● PROVIDED RECORDS
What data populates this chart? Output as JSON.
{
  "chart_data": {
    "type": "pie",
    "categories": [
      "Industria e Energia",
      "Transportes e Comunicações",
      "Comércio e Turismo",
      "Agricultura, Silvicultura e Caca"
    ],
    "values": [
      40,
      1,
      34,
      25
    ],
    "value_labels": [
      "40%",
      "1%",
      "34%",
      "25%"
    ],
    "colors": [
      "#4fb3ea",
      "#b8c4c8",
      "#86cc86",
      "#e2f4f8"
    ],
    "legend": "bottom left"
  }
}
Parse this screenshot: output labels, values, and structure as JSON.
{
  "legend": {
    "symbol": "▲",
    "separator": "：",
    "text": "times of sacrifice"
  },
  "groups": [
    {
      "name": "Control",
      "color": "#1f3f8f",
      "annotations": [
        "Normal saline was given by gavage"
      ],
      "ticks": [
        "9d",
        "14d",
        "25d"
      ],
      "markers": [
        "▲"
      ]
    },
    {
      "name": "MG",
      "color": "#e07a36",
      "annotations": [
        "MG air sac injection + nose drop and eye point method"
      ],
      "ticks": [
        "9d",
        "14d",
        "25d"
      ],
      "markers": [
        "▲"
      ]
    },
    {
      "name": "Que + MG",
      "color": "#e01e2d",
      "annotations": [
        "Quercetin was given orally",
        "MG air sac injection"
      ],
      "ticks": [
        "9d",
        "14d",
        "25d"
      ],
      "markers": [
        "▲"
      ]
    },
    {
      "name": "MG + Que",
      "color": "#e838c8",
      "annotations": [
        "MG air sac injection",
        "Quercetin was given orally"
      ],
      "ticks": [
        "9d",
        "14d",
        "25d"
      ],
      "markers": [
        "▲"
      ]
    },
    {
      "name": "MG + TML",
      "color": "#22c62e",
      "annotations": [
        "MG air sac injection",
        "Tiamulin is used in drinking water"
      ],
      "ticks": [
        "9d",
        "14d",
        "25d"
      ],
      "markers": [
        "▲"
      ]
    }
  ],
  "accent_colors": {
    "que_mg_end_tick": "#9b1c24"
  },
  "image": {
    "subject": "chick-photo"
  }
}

● STATED TASK
Within the records, how many lines include "Quercetin"? The answer is the number and nothing else.

● SOLUTION TO THIS TASK
2